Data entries
☆ ☆ ☆ ☆ ☆

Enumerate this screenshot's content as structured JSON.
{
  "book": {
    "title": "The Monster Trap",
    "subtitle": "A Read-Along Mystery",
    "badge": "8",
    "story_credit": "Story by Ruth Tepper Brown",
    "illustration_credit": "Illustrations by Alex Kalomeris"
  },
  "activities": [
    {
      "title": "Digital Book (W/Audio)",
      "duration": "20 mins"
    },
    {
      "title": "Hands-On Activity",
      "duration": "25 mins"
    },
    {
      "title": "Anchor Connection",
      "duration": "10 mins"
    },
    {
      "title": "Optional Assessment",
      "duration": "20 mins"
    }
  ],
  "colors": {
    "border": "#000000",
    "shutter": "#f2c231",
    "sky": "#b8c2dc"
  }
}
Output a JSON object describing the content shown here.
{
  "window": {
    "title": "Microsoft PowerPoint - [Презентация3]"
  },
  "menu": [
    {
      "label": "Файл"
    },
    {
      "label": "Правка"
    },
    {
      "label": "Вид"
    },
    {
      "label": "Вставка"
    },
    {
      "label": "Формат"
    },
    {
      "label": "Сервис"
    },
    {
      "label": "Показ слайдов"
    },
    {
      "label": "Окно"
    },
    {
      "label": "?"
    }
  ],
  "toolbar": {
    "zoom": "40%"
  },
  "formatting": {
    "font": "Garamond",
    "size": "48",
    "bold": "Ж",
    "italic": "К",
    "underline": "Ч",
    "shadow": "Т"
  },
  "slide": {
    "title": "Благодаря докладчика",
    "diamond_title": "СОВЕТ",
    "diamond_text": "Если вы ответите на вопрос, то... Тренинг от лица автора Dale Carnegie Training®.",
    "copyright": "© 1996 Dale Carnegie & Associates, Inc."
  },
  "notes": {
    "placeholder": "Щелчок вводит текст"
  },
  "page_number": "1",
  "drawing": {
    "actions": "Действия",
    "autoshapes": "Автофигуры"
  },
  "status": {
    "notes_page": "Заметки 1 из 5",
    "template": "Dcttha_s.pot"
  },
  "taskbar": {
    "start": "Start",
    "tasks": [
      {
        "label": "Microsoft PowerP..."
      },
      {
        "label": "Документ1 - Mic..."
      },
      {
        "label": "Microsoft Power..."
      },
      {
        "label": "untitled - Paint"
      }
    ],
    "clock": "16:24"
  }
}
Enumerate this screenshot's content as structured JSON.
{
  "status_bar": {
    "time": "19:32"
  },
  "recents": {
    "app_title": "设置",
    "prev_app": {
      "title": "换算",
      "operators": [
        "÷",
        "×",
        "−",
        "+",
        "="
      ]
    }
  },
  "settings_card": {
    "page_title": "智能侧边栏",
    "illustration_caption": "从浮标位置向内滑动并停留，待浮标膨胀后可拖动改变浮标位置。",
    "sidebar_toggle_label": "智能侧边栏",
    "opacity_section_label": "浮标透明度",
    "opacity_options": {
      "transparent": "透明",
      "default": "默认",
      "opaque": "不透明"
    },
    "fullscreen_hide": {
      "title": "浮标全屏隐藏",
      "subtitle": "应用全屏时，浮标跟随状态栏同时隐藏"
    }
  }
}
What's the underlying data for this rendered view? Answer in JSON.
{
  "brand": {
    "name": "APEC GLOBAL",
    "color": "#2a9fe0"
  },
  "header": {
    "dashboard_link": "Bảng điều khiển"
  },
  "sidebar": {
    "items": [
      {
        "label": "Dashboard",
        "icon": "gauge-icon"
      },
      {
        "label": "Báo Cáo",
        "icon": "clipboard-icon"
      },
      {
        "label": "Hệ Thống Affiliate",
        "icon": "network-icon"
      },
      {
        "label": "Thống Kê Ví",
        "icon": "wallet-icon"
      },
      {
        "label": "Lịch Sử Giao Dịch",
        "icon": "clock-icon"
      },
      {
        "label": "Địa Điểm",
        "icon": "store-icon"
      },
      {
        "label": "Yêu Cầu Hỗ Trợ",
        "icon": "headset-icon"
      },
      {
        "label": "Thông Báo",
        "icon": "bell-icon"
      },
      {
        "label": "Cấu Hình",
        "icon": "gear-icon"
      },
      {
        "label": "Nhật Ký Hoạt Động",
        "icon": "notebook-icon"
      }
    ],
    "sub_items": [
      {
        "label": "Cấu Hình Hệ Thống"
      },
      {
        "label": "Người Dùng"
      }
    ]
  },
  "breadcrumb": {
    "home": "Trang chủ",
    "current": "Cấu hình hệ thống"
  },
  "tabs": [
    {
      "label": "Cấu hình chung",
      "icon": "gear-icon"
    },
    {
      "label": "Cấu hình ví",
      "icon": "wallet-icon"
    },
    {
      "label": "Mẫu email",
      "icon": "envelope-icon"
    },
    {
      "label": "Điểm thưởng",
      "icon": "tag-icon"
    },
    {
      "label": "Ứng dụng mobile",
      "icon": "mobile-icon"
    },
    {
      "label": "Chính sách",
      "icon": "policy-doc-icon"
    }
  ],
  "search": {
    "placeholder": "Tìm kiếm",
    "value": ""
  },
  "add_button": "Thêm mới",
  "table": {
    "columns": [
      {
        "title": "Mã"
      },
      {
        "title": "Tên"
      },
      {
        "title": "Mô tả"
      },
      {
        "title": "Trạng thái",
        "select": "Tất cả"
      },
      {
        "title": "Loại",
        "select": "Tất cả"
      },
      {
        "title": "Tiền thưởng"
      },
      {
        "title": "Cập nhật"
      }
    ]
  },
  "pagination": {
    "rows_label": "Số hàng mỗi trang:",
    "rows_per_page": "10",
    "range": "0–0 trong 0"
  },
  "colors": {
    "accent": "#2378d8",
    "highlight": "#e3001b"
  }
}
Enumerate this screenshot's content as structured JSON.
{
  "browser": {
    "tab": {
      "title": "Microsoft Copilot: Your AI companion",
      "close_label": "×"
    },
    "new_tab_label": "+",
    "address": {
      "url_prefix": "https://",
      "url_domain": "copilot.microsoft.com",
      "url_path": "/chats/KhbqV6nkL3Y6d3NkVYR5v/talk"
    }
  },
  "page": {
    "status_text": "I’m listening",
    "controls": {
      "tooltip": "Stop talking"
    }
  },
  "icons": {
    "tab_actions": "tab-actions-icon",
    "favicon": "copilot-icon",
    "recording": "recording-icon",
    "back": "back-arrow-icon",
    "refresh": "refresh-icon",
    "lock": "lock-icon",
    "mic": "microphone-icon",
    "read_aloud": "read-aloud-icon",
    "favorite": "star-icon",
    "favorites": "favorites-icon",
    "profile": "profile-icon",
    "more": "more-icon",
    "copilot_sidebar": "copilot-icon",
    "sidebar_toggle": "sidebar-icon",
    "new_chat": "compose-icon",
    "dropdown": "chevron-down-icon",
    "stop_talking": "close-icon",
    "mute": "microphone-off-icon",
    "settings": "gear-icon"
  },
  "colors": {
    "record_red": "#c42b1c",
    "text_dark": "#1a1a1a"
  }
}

☆ ☆ ☆ ☆ ☆

** What the exercise asks **
Return each line of the data exactly as written above.

** Task output **
Enumerate this screenshot's content as structured JSON.
{
  "book": {
    "title": "The Monster Trap",
    "subtitle": "A Read-Along Mystery",
    "badge": "8",
    "story_credit": "Story by Ruth Tepper Brown",
    "illustration_credit": "Illustrations by Alex Kalomeris"
  },
  "activities": [
    {
      "title": "Digital Book (W/Audio)",
      "duration": "20 mins"
    },
    {
      "title": "Hands-On Activity",
      "duration": "25 mins"
    },
    {
      "title": "Anchor Connection",
      "duration": "10 mins"
    },
    {
      "title": "Optional Assessment",
      "duration": "20 mins"
    }
  ],
  "colors": {
    "border": "#000000",
    "shutter": "#f2c231",
    "sky": "#b8c2dc"
  }
}
Output a JSON object describing the content shown here.
{
  "window": {
    "title": "Microsoft PowerPoint - [Презентация3]"
  },
  "menu": [
    {
      "label": "Файл"
    },
    {
      "label": "Правка"
    },
    {
      "label": "Вид"
    },
    {
      "label": "Вставка"
    },
    {
      "label": "Формат"
    },
    {
      "label": "Сервис"
    },
    {
      "label": "Показ слайдов"
    },
    {
      "label": "Окно"
    },
    {
      "label": "?"
    }
  ],
  "toolbar": {
    "zoom": "40%"
  },
  "formatting": {
    "font": "Garamond",
    "size": "48",
    "bold": "Ж",
    "italic": "К",
    "underline": "Ч",
    "shadow": "Т"
  },
  "slide": {
    "title": "Благодаря докладчика",
    "diamond_title": "СОВЕТ",
    "diamond_text": "Если вы ответите на вопрос, то... Тренинг от лица автора Dale Carnegie Training®.",
    "copyright": "© 1996 Dale Carnegie & Associates, Inc."
  },
  "notes": {
    "placeholder": "Щелчок вводит текст"
  },
  "page_number": "1",
  "drawing": {
    "actions": "Действия",
    "autoshapes": "Автофигуры"
  },
  "status": {
    "notes_page": "Заметки 1 из 5",
    "template": "Dcttha_s.pot"
  },
  "taskbar": {
    "start": "Start",
    "tasks": [
      {
        "label": "Microsoft PowerP..."
      },
      {
        "label": "Документ1 - Mic..."
      },
      {
        "label": "Microsoft Power..."
      },
      {
        "label": "untitled - Paint"
      }
    ],
    "clock": "16:24"
  }
}
Enumerate this screenshot's content as structured JSON.
{
  "status_bar": {
    "time": "19:32"
  },
  "recents": {
    "app_title": "设置",
    "prev_app": {
      "title": "换算",
      "operators": [
        "÷",
        "×",
        "−",
        "+",
        "="
      ]
    }
  },
  "settings_card": {
    "page_title": "智能侧边栏",
    "illustration_caption": "从浮标位置向内滑动并停留，待浮标膨胀后可拖动改变浮标位置。",
    "sidebar_toggle_label": "智能侧边栏",
    "opacity_section_label": "浮标透明度",
    "opacity_options": {
      "transparent": "透明",
      "default": "默认",
      "opaque": "不透明"
    },
    "fullscreen_hide": {
      "title": "浮标全屏隐藏",
      "subtitle": "应用全屏时，浮标跟随状态栏同时隐藏"
    }
  }
}
What's the underlying data for this rendered view? Answer in JSON.
{
  "brand": {
    "name": "APEC GLOBAL",
    "color": "#2a9fe0"
  },
  "header": {
    "dashboard_link": "Bảng điều khiển"
  },
  "sidebar": {
    "items": [
      {
        "label": "Dashboard",
        "icon": "gauge-icon"
      },
      {
        "label": "Báo Cáo",
        "icon": "clipboard-icon"
      },
      {
        "label": "Hệ Thống Affiliate",
        "icon": "network-icon"
      },
      {
        "label": "Thống Kê Ví",
        "icon": "wallet-icon"
      },
      {
        "label": "Lịch Sử Giao Dịch",
        "icon": "clock-icon"
      },
      {
        "label": "Địa Điểm",
        "icon": "store-icon"
      },
      {
        "label": "Yêu Cầu Hỗ Trợ",
        "icon": "headset-icon"
      },
      {
        "label": "Thông Báo",
        "icon": "bell-icon"
      },
      {
        "label": "Cấu Hình",
        "icon": "gear-icon"
      },
      {
        "label": "Nhật Ký Hoạt Động",
        "icon": "notebook-icon"
      }
    ],
    "sub_items": [
      {
        "label": "Cấu Hình Hệ Thống"
      },
      {
        "label": "Người Dùng"
      }
    ]
  },
  "breadcrumb": {
    "home": "Trang chủ",
    "current": "Cấu hình hệ thống"
  },
  "tabs": [
    {
      "label": "Cấu hình chung",
      "icon": "gear-icon"
    },
    {
      "label": "Cấu hình ví",
      "icon": "wallet-icon"
    },
    {
      "label": "Mẫu email",
      "icon": "envelope-icon"
    },
    {
      "label": "Điểm thưởng",
      "icon": "tag-icon"
    },
    {
      "label": "Ứng dụng mobile",
      "icon": "mobile-icon"
    },
    {
      "label": "Chính sách",
      "icon": "policy-doc-icon"
    }
  ],
  "search": {
    "placeholder": "Tìm kiếm",
    "value": ""
  },
  "add_button": "Thêm mới",
  "table": {
    "columns": [
      {
        "title": "Mã"
      },
      {
        "title": "Tên"
      },
      {
        "title": "Mô tả"
      },
      {
        "title": "Trạng thái",
        "select": "Tất cả"
      },
      {
        "title": "Loại",
        "select": "Tất cả"
      },
      {
        "title": "Tiền thưởng"
      },
      {
        "title": "Cập nhật"
      }
    ]
  },
  "pagination": {
    "rows_label": "Số hàng mỗi trang:",
    "rows_per_page": "10",
    "range": "0–0 trong 0"
  },
  "colors": {
    "accent": "#2378d8",
    "highlight": "#e3001b"
  }
}
Enumerate this screenshot's content as structured JSON.
{
  "browser": {
    "tab": {
      "title": "Microsoft Copilot: Your AI companion",
      "close_label": "×"
    },
    "new_tab_label": "+",
    "address": {
      "url_prefix": "https://",
      "url_domain": "copilot.microsoft.com",
      "url_path": "/chats/KhbqV6nkL3Y6d3NkVYR5v/talk"
    }
  },
  "page": {
    "status_text": "I’m listening",
    "controls": {
      "tooltip": "Stop talking"
    }
  },
  "icons": {
    "tab_actions": "tab-actions-icon",
    "favicon": "copilot-icon",
    "recording": "recording-icon",
    "back": "back-arrow-icon",
    "refresh": "refresh-icon",
    "lock": "lock-icon",
    "mic": "microphone-icon",
    "read_aloud": "read-aloud-icon",
    "favorite": "star-icon",
    "favorites": "favorites-icon",
    "profile": "profile-icon",
    "more": "more-icon",
    "copilot_sidebar": "copilot-icon",
    "sidebar_toggle": "sidebar-icon",
    "new_chat": "compose-icon",
    "dropdown": "chevron-down-icon",
    "stop_talking": "close-icon",
    "mute": "microphone-off-icon",
    "settings": "gear-icon"
  },
  "colors": {
    "record_red": "#c42b1c",
    "text_dark": "#1a1a1a"
  }
}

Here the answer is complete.